WHAT IS NEEDED:
Copy out the lines of the records word for word, beginning with the line that contains "2047, 683, 2101]" and ending after the line that contains "rss-icon[interactable] bbox=[59, 1670, 87, 1682]".

___ PROVIDED RECORDS

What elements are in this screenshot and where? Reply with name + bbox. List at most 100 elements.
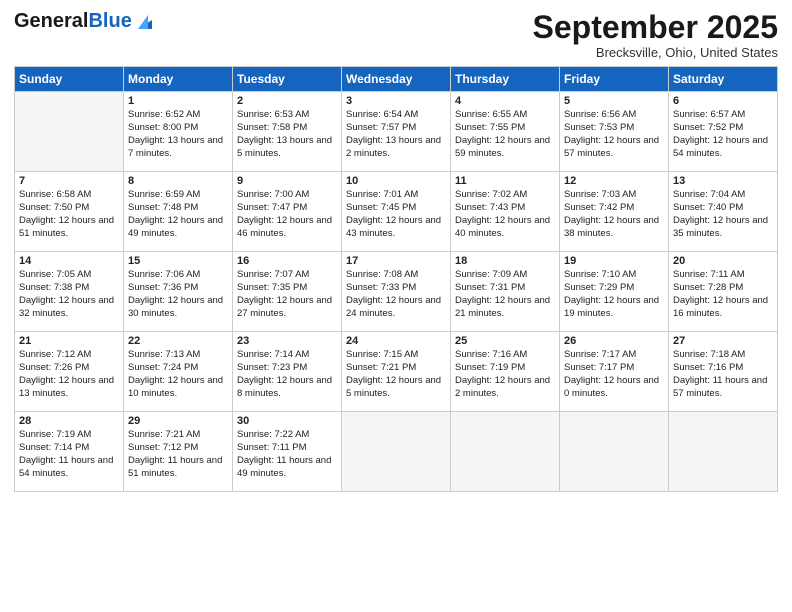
calendar-cell: 3 Sunrise: 6:54 AMSunset: 7:57 PMDaylight… [342, 92, 451, 172]
calendar-cell: 27 Sunrise: 7:18 AMSunset: 7:16 PMDayligh… [669, 332, 778, 412]
calendar-week-1: 1 Sunrise: 6:52 AMSunset: 8:00 PMDaylight… [15, 92, 778, 172]
header-day-sunday: Sunday [15, 67, 124, 92]
day-number: 25 [455, 335, 555, 347]
day-info: Sunrise: 7:08 AMSunset: 7:33 PMDaylight:… [346, 269, 446, 320]
calendar-cell: 26 Sunrise: 7:17 AMSunset: 7:17 PMDayligh… [560, 332, 669, 412]
day-number: 24 [346, 335, 446, 347]
day-info: Sunrise: 6:58 AMSunset: 7:50 PMDaylight:… [19, 189, 119, 240]
calendar-cell: 19Sunrise: 7:10 AMSunset: 7:29 PMDayligh… [560, 252, 669, 332]
day-number: 15 [128, 255, 228, 267]
day-info: Sunrise: 7:05 AMSunset: 7:38 PMDaylight:… [19, 269, 119, 320]
day-info: Sunrise: 7:16 AMSunset: 7:19 PMDaylight:… [455, 349, 555, 400]
day-info: Sunrise: 7:09 AMSunset: 7:31 PMDaylight:… [455, 269, 555, 320]
day-info: Sunrise: 7:06 AMSunset: 7:36 PMDaylight:… [128, 269, 228, 320]
day-info: Sunrise: 7:01 AMSunset: 7:45 PMDaylight:… [346, 189, 446, 240]
day-number: 12 [564, 175, 664, 187]
day-info: Sunrise: 7:14 AMSunset: 7:23 PMDaylight:… [237, 349, 337, 400]
day-info: Sunrise: 7:22 AMSunset: 7:11 PMDaylight:… [237, 429, 337, 480]
calendar-cell: 20 Sunrise: 7:11 AMSunset: 7:28 PMDayligh… [669, 252, 778, 332]
day-number: 4 [455, 95, 555, 107]
calendar-header-row: SundayMondayTuesdayWednesdayThursdayFrid… [15, 67, 778, 92]
day-number: 20 [673, 255, 773, 267]
calendar-cell: 9Sunrise: 7:00 AMSunset: 7:47 PMDaylight… [233, 172, 342, 252]
day-info: Sunrise: 7:00 AMSunset: 7:47 PMDaylight:… [237, 189, 337, 240]
calendar-cell [15, 92, 124, 172]
day-info: Sunrise: 7:07 AMSunset: 7:35 PMDaylight:… [237, 269, 337, 320]
location: Brecksville, Ohio, United States [533, 45, 778, 60]
calendar-cell: 24 Sunrise: 7:15 AMSunset: 7:21 PMDayligh… [342, 332, 451, 412]
day-info: Sunrise: 7:19 AMSunset: 7:14 PMDaylight:… [19, 429, 119, 480]
day-number: 6 [673, 95, 773, 107]
logo-blue: Blue [88, 10, 131, 33]
logo-icon [134, 11, 156, 33]
day-number: 8 [128, 175, 228, 187]
calendar-cell: 10 Sunrise: 7:01 AMSunset: 7:45 PMDayligh… [342, 172, 451, 252]
day-info: Sunrise: 7:02 AMSunset: 7:43 PMDaylight:… [455, 189, 555, 240]
day-number: 16 [237, 255, 337, 267]
day-info: Sunrise: 7:18 AMSunset: 7:16 PMDaylight:… [673, 349, 773, 400]
day-number: 11 [455, 175, 555, 187]
day-info: Sunrise: 6:54 AMSunset: 7:57 PMDaylight:… [346, 109, 446, 160]
calendar-cell: 7Sunrise: 6:58 AMSunset: 7:50 PMDaylight… [15, 172, 124, 252]
calendar-week-4: 21 Sunrise: 7:12 AMSunset: 7:26 PMDayligh… [15, 332, 778, 412]
calendar-cell: 14 Sunrise: 7:05 AMSunset: 7:38 PMDayligh… [15, 252, 124, 332]
calendar-cell: 17 Sunrise: 7:08 AMSunset: 7:33 PMDayligh… [342, 252, 451, 332]
day-number: 17 [346, 255, 446, 267]
day-number: 18 [455, 255, 555, 267]
calendar-week-2: 7Sunrise: 6:58 AMSunset: 7:50 PMDaylight… [15, 172, 778, 252]
header-day-tuesday: Tuesday [233, 67, 342, 92]
day-info: Sunrise: 7:11 AMSunset: 7:28 PMDaylight:… [673, 269, 773, 320]
calendar-cell: 29Sunrise: 7:21 AMSunset: 7:12 PMDayligh… [124, 412, 233, 492]
day-number: 13 [673, 175, 773, 187]
calendar-cell [669, 412, 778, 492]
calendar-cell: 25 Sunrise: 7:16 AMSunset: 7:19 PMDayligh… [451, 332, 560, 412]
day-info: Sunrise: 6:52 AMSunset: 8:00 PMDaylight:… [128, 109, 228, 160]
calendar-cell: 11 Sunrise: 7:02 AMSunset: 7:43 PMDayligh… [451, 172, 560, 252]
day-number: 28 [19, 415, 119, 427]
calendar-week-5: 28 Sunrise: 7:19 AMSunset: 7:14 PMDayligh… [15, 412, 778, 492]
calendar-cell: 4 Sunrise: 6:55 AMSunset: 7:55 PMDaylight… [451, 92, 560, 172]
day-number: 14 [19, 255, 119, 267]
calendar-cell: 13 Sunrise: 7:04 AMSunset: 7:40 PMDayligh… [669, 172, 778, 252]
day-info: Sunrise: 7:03 AMSunset: 7:42 PMDaylight:… [564, 189, 664, 240]
header-day-saturday: Saturday [669, 67, 778, 92]
main-container: General Blue September 2025 Brecksville,… [0, 0, 792, 500]
day-info: Sunrise: 6:55 AMSunset: 7:55 PMDaylight:… [455, 109, 555, 160]
calendar-week-3: 14 Sunrise: 7:05 AMSunset: 7:38 PMDayligh… [15, 252, 778, 332]
day-number: 1 [128, 95, 228, 107]
header-day-monday: Monday [124, 67, 233, 92]
day-info: Sunrise: 6:53 AMSunset: 7:58 PMDaylight:… [237, 109, 337, 160]
day-info: Sunrise: 7:04 AMSunset: 7:40 PMDaylight:… [673, 189, 773, 240]
day-info: Sunrise: 7:17 AMSunset: 7:17 PMDaylight:… [564, 349, 664, 400]
header-day-wednesday: Wednesday [342, 67, 451, 92]
day-info: Sunrise: 6:57 AMSunset: 7:52 PMDaylight:… [673, 109, 773, 160]
month-title: September 2025 [533, 10, 778, 45]
day-number: 21 [19, 335, 119, 347]
day-number: 26 [564, 335, 664, 347]
logo: General Blue [14, 10, 156, 33]
calendar-cell [560, 412, 669, 492]
day-number: 27 [673, 335, 773, 347]
day-number: 30 [237, 415, 337, 427]
day-number: 29 [128, 415, 228, 427]
day-number: 3 [346, 95, 446, 107]
calendar-cell [451, 412, 560, 492]
calendar-cell: 8Sunrise: 6:59 AMSunset: 7:48 PMDaylight… [124, 172, 233, 252]
calendar-cell: 30 Sunrise: 7:22 AMSunset: 7:11 PMDayligh… [233, 412, 342, 492]
calendar-cell: 21 Sunrise: 7:12 AMSunset: 7:26 PMDayligh… [15, 332, 124, 412]
day-number: 19 [564, 255, 664, 267]
calendar-cell: 15 Sunrise: 7:06 AMSunset: 7:36 PMDayligh… [124, 252, 233, 332]
header-day-thursday: Thursday [451, 67, 560, 92]
day-number: 10 [346, 175, 446, 187]
header-row: General Blue September 2025 Brecksville,… [14, 10, 778, 60]
day-info: Sunrise: 7:15 AMSunset: 7:21 PMDaylight:… [346, 349, 446, 400]
day-number: 5 [564, 95, 664, 107]
calendar-cell: 5Sunrise: 6:56 AMSunset: 7:53 PMDaylight… [560, 92, 669, 172]
calendar-cell: 12 Sunrise: 7:03 AMSunset: 7:42 PMDayligh… [560, 172, 669, 252]
day-info: Sunrise: 7:12 AMSunset: 7:26 PMDaylight:… [19, 349, 119, 400]
day-number: 22 [128, 335, 228, 347]
day-info: Sunrise: 7:13 AMSunset: 7:24 PMDaylight:… [128, 349, 228, 400]
day-number: 2 [237, 95, 337, 107]
calendar-cell: 6 Sunrise: 6:57 AMSunset: 7:52 PMDaylight… [669, 92, 778, 172]
calendar-cell: 28 Sunrise: 7:19 AMSunset: 7:14 PMDayligh… [15, 412, 124, 492]
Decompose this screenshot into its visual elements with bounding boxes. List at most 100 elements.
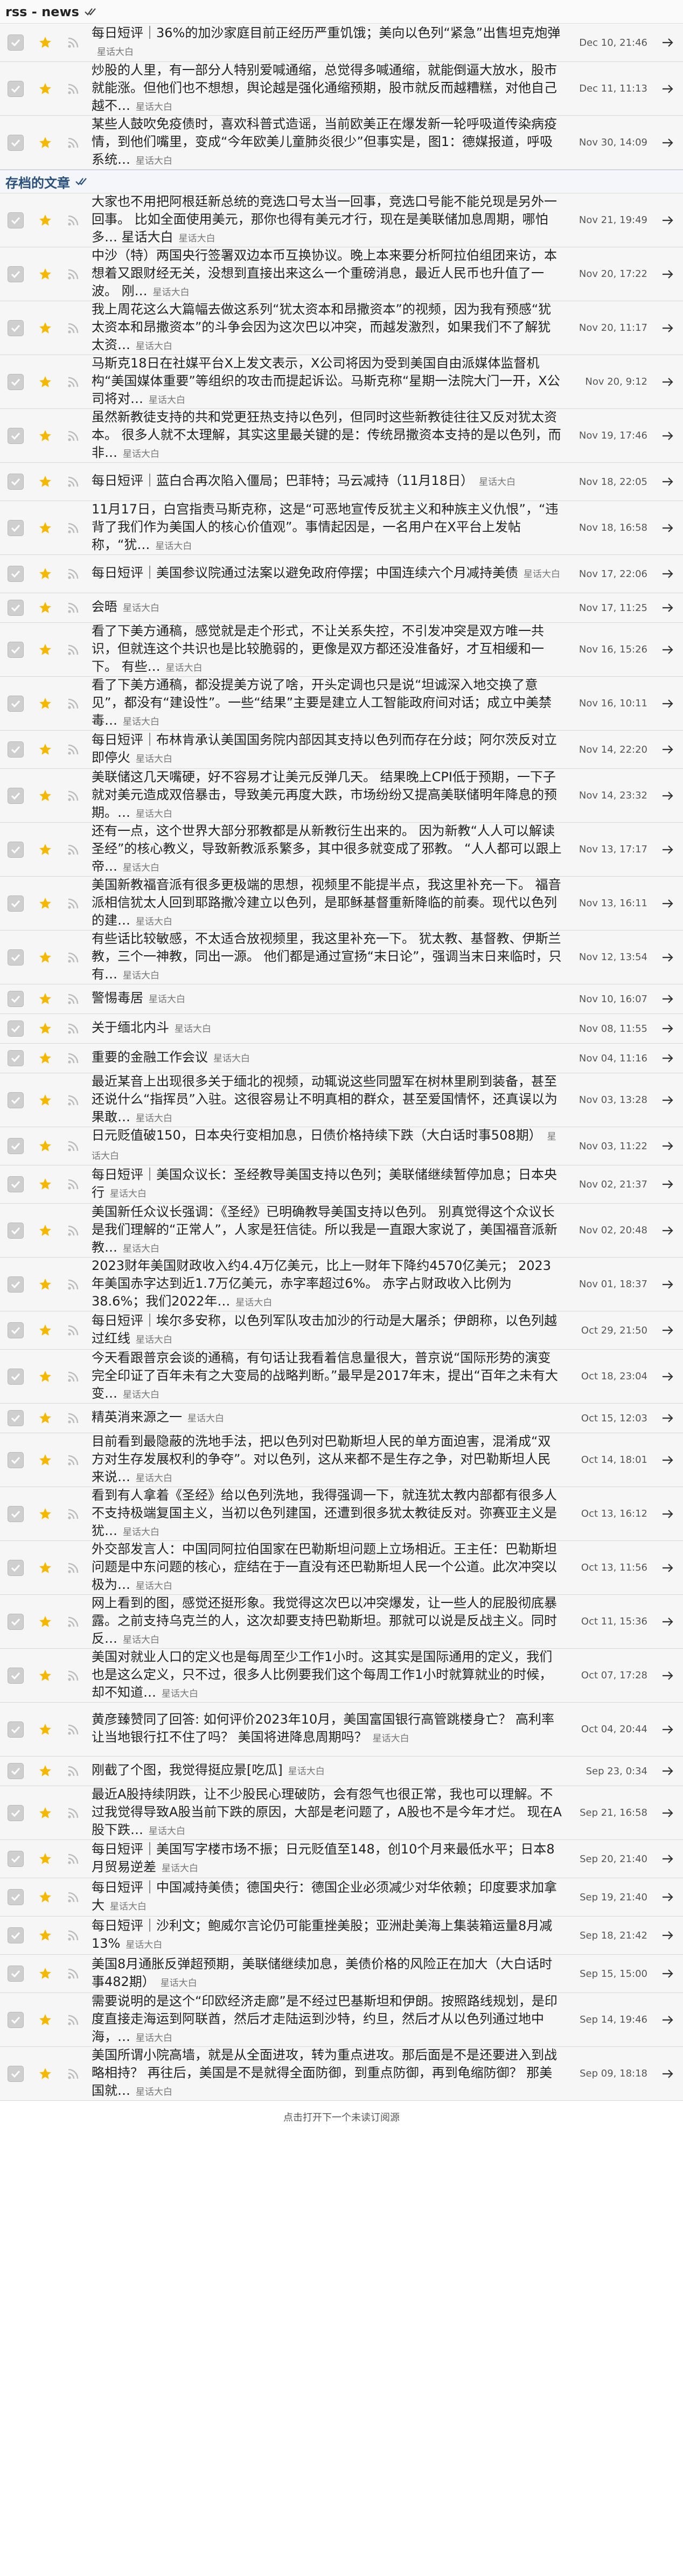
article-row[interactable]: 美国所谓小院高墙，就是从全面进攻，转为重点进攻。那后面是不是还要进入到战略相持？… bbox=[0, 2047, 683, 2101]
star-icon[interactable] bbox=[31, 601, 59, 615]
article-title[interactable]: 精英消来源之一 星话大白 bbox=[87, 1408, 568, 1428]
select-checkbox[interactable] bbox=[0, 841, 31, 858]
open-arrow-icon[interactable] bbox=[653, 1053, 683, 1063]
select-checkbox[interactable] bbox=[0, 1559, 31, 1576]
star-icon[interactable] bbox=[31, 2013, 59, 2027]
article-row[interactable]: 外交部发言人：中国同阿拉伯国家在巴勒斯坦问题上立场相近。王主任：巴勒斯坦问题是中… bbox=[0, 1541, 683, 1595]
star-icon[interactable] bbox=[31, 1890, 59, 1904]
article-title[interactable]: 美国新任众议长强调：《圣经》已明确教导美国支持以色列。 别真觉得这个众议长是我们… bbox=[87, 1203, 568, 1258]
article-row[interactable]: 每日短评｜蓝白合再次陷入僵局；巴菲特；马云减持（11月18日） 星话大白 Nov … bbox=[0, 463, 683, 501]
rss-icon[interactable] bbox=[59, 476, 87, 488]
double-check-icon[interactable] bbox=[85, 7, 99, 17]
article-row[interactable]: 美国8月通胀反弹超预期，美联储继续加息，美债价格的风险正在加大（大白话时事482… bbox=[0, 1955, 683, 1993]
article-row[interactable]: 11月17日，白宫指责马斯克称，这是“可恶地宣传反犹主义和种族主义仇恨”，“违背… bbox=[0, 501, 683, 555]
article-row[interactable]: 每日短评｜埃尔多安称，以色列军队攻击加沙的行动是大屠杀；伊朗称，以色列越过红线星… bbox=[0, 1311, 683, 1350]
article-title[interactable]: 每日短评｜埃尔多安称，以色列军队攻击加沙的行动是大屠杀；伊朗称，以色列越过红线星… bbox=[87, 1312, 568, 1349]
select-checkbox[interactable] bbox=[0, 80, 31, 97]
star-icon[interactable] bbox=[31, 843, 59, 857]
rss-icon[interactable] bbox=[59, 1670, 87, 1682]
article-title[interactable]: 每日短评｜蓝白合再次陷入僵局；巴菲特；马云减持（11月18日） 星话大白 bbox=[87, 472, 568, 491]
select-checkbox[interactable] bbox=[0, 741, 31, 758]
rss-icon[interactable] bbox=[59, 1324, 87, 1336]
rss-icon[interactable] bbox=[59, 1562, 87, 1574]
select-checkbox[interactable] bbox=[0, 266, 31, 282]
open-arrow-icon[interactable] bbox=[653, 1509, 683, 1519]
article-row[interactable]: 警惕毒居 星话大白 Nov 10, 16:07 bbox=[0, 984, 683, 1014]
rss-icon[interactable] bbox=[59, 698, 87, 710]
open-arrow-icon[interactable] bbox=[653, 1931, 683, 1940]
article-title[interactable]: 每日短评｜美国众议长：圣经教导美国支持以色列；美联储继续暂停加息；日本央行 星话大… bbox=[87, 1166, 568, 1203]
article-title[interactable]: 今天看跟普京会谈的通稿，有句话让我看着信息量很大，普京说“国际形势的演变完全印证… bbox=[87, 1349, 568, 1404]
select-checkbox[interactable] bbox=[0, 1851, 31, 1867]
select-checkbox[interactable] bbox=[0, 1889, 31, 1905]
article-row[interactable]: 美国新任众议长强调：《圣经》已明确教导美国支持以色列。 别真觉得这个众议长是我们… bbox=[0, 1204, 683, 1258]
article-row[interactable]: 每日短评｜布林肯承认美国国务院内部因其支持以色列而存在分歧；阿尔茨反对立即停火星… bbox=[0, 731, 683, 769]
rss-icon[interactable] bbox=[59, 83, 87, 95]
select-checkbox[interactable] bbox=[0, 34, 31, 51]
open-arrow-icon[interactable] bbox=[653, 1808, 683, 1818]
rss-icon[interactable] bbox=[59, 1807, 87, 1819]
star-icon[interactable] bbox=[31, 1453, 59, 1467]
rss-icon[interactable] bbox=[59, 522, 87, 534]
select-checkbox[interactable] bbox=[0, 1927, 31, 1943]
rss-icon[interactable] bbox=[59, 322, 87, 334]
article-title[interactable]: 重要的金融工作会议 星话大白 bbox=[87, 1049, 568, 1068]
rss-icon[interactable] bbox=[59, 430, 87, 442]
article-title[interactable]: 大家也不用把阿根廷新总统的竞选口号太当一回事，竞选口号能不能兑现是另外一回事。 … bbox=[87, 193, 568, 248]
star-icon[interactable] bbox=[31, 1370, 59, 1384]
select-checkbox[interactable] bbox=[0, 1368, 31, 1385]
rss-icon[interactable] bbox=[59, 1616, 87, 1628]
article-title[interactable]: 外交部发言人：中国同阿拉伯国家在巴勒斯坦问题上立场相近。王主任：巴勒斯坦问题是中… bbox=[87, 1540, 568, 1595]
rss-icon[interactable] bbox=[59, 1724, 87, 1735]
rss-icon[interactable] bbox=[59, 644, 87, 656]
article-title[interactable]: 看了下美方通稿，都没提美方说了啥，开头定调也只是说“坦诚深入地交换了意见”，都没… bbox=[87, 676, 568, 731]
open-arrow-icon[interactable] bbox=[653, 216, 683, 225]
select-checkbox[interactable] bbox=[0, 2011, 31, 2028]
article-title[interactable]: 美国所谓小院高墙，就是从全面进攻，转为重点进攻。那后面是不是还要进入到战略相持？… bbox=[87, 2046, 568, 2101]
star-icon[interactable] bbox=[31, 1852, 59, 1866]
article-row[interactable]: 虽然新教徒支持的共和党更狂热支持以色列，但同时这些新教徒往往又反对犹太资本。 很… bbox=[0, 409, 683, 463]
open-arrow-icon[interactable] bbox=[653, 1372, 683, 1381]
rss-icon[interactable] bbox=[59, 1929, 87, 1941]
article-title[interactable]: 会晤 星话大白 bbox=[87, 598, 568, 617]
article-row[interactable]: 2023财年美国财政收入约4.4万亿美元，比上一财年下降约4570亿美元； 20… bbox=[0, 1258, 683, 1311]
select-checkbox[interactable] bbox=[0, 320, 31, 336]
article-row[interactable]: 会晤 星话大白 Nov 17, 11:25 bbox=[0, 593, 683, 623]
select-checkbox[interactable] bbox=[0, 1667, 31, 1684]
article-title[interactable]: 看了下美方通稿，感觉就是走个形式，不让关系失控，不引发冲突是双方唯一共识，但就连… bbox=[87, 622, 568, 677]
open-arrow-icon[interactable] bbox=[653, 2015, 683, 2025]
article-title[interactable]: 目前看到最隐蔽的洗地手法，把以色列对巴勒斯坦人民的单方面迫害，混淆成“双方对生存… bbox=[87, 1433, 568, 1488]
rss-icon[interactable] bbox=[59, 1765, 87, 1777]
article-row[interactable]: 黄彦臻赞同了回答: 如何评价2023年10月，美国富国银行高管跳楼身亡？ 高利率… bbox=[0, 1703, 683, 1756]
star-icon[interactable] bbox=[31, 1561, 59, 1575]
open-arrow-icon[interactable] bbox=[653, 1141, 683, 1151]
article-row[interactable]: 关于缅北内斗 星话大白 Nov 08, 11:55 bbox=[0, 1014, 683, 1044]
star-icon[interactable] bbox=[31, 950, 59, 964]
select-checkbox[interactable] bbox=[0, 1176, 31, 1192]
open-arrow-icon[interactable] bbox=[653, 1563, 683, 1573]
open-arrow-icon[interactable] bbox=[653, 1725, 683, 1734]
open-arrow-icon[interactable] bbox=[653, 1671, 683, 1681]
open-arrow-icon[interactable] bbox=[653, 1413, 683, 1423]
select-checkbox[interactable] bbox=[0, 600, 31, 616]
select-checkbox[interactable] bbox=[0, 895, 31, 912]
open-arrow-icon[interactable] bbox=[653, 38, 683, 47]
article-title[interactable]: 每日短评｜沙利文；鲍威尔言论仍可能重挫美股；亚洲赴美海上集装箱运量8月减13% 星… bbox=[87, 1917, 568, 1954]
select-checkbox[interactable] bbox=[0, 519, 31, 536]
star-icon[interactable] bbox=[31, 1224, 59, 1238]
select-checkbox[interactable] bbox=[0, 1050, 31, 1066]
double-check-icon[interactable] bbox=[75, 177, 89, 186]
open-arrow-icon[interactable] bbox=[653, 377, 683, 387]
article-title[interactable]: 虽然新教徒支持的共和党更狂热支持以色列，但同时这些新教徒往往又反对犹太资本。 很… bbox=[87, 408, 568, 463]
feed-section-header[interactable]: rss - news bbox=[0, 0, 683, 24]
article-row[interactable]: 每日短评｜美国众议长：圣经教导美国支持以色列；美联储继续暂停加息；日本央行 星话大… bbox=[0, 1165, 683, 1204]
select-checkbox[interactable] bbox=[0, 1410, 31, 1426]
star-icon[interactable] bbox=[31, 789, 59, 803]
select-checkbox[interactable] bbox=[0, 1452, 31, 1468]
star-icon[interactable] bbox=[31, 567, 59, 581]
open-arrow-icon[interactable] bbox=[653, 431, 683, 441]
star-icon[interactable] bbox=[31, 321, 59, 335]
rss-icon[interactable] bbox=[59, 993, 87, 1005]
star-icon[interactable] bbox=[31, 36, 59, 50]
rss-icon[interactable] bbox=[59, 2068, 87, 2080]
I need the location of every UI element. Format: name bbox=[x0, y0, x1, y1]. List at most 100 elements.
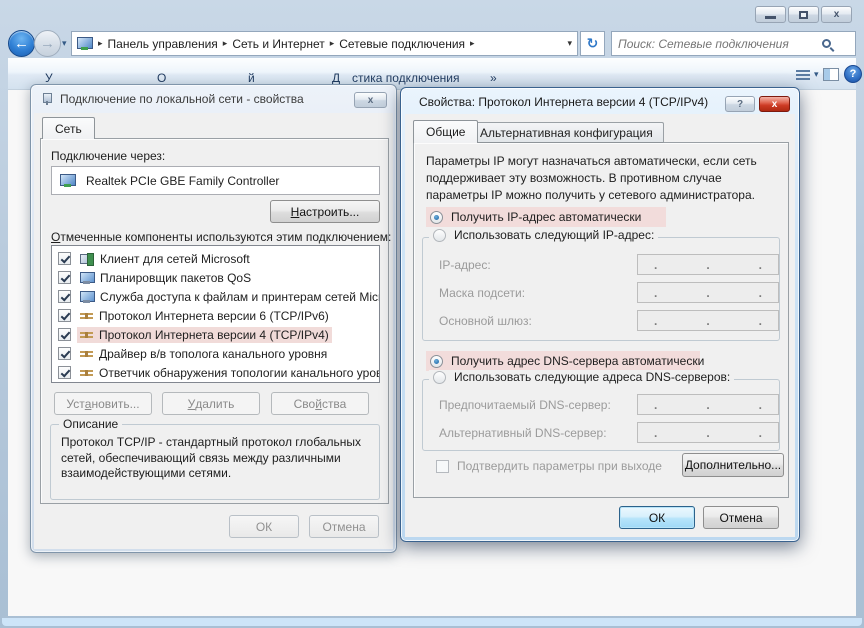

______

OUTPUT FOR THIS EXERCISE:
article-row[interactable]: 美国所谓小院高墙，就是从全面进攻，转为重点进攻。那后面是不是还要进入到战略相持？… bbox=[0, 2047, 683, 2101]
star-icon[interactable] bbox=[31, 601, 59, 615]
article-title[interactable]: 精英消来源之一 星话大白 bbox=[87, 1408, 568, 1428]
select-checkbox[interactable] bbox=[0, 841, 31, 858]
open-arrow-icon[interactable] bbox=[653, 1053, 683, 1063]
select-checkbox[interactable] bbox=[0, 1559, 31, 1576]
star-icon[interactable] bbox=[31, 2013, 59, 2027]
article-row[interactable]: 外交部发言人：中国同阿拉伯国家在巴勒斯坦问题上立场相近。王主任：巴勒斯坦问题是中… bbox=[0, 1541, 683, 1595]
star-icon[interactable] bbox=[31, 1890, 59, 1904]
article-title[interactable]: 美国新任众议长强调：《圣经》已明确教导美国支持以色列。 别真觉得这个众议长是我们… bbox=[87, 1203, 568, 1258]
article-row[interactable]: 每日短评｜蓝白合再次陷入僵局；巴菲特；马云减持（11月18日） 星话大白 Nov … bbox=[0, 463, 683, 501]
rss-icon[interactable] bbox=[59, 476, 87, 488]
double-check-icon[interactable] bbox=[85, 7, 99, 17]
article-row[interactable]: 美国8月通胀反弹超预期，美联储继续加息，美债价格的风险正在加大（大白话时事482… bbox=[0, 1955, 683, 1993]
article-row[interactable]: 11月17日，白宫指责马斯克称，这是“可恶地宣传反犹主义和种族主义仇恨”，“违背… bbox=[0, 501, 683, 555]
article-row[interactable]: 每日短评｜埃尔多安称，以色列军队攻击加沙的行动是大屠杀；伊朗称，以色列越过红线星… bbox=[0, 1311, 683, 1350]
article-title[interactable]: 每日短评｜埃尔多安称，以色列军队攻击加沙的行动是大屠杀；伊朗称，以色列越过红线星… bbox=[87, 1312, 568, 1349]
select-checkbox[interactable] bbox=[0, 80, 31, 97]
star-icon[interactable] bbox=[31, 843, 59, 857]
rss-icon[interactable] bbox=[59, 1670, 87, 1682]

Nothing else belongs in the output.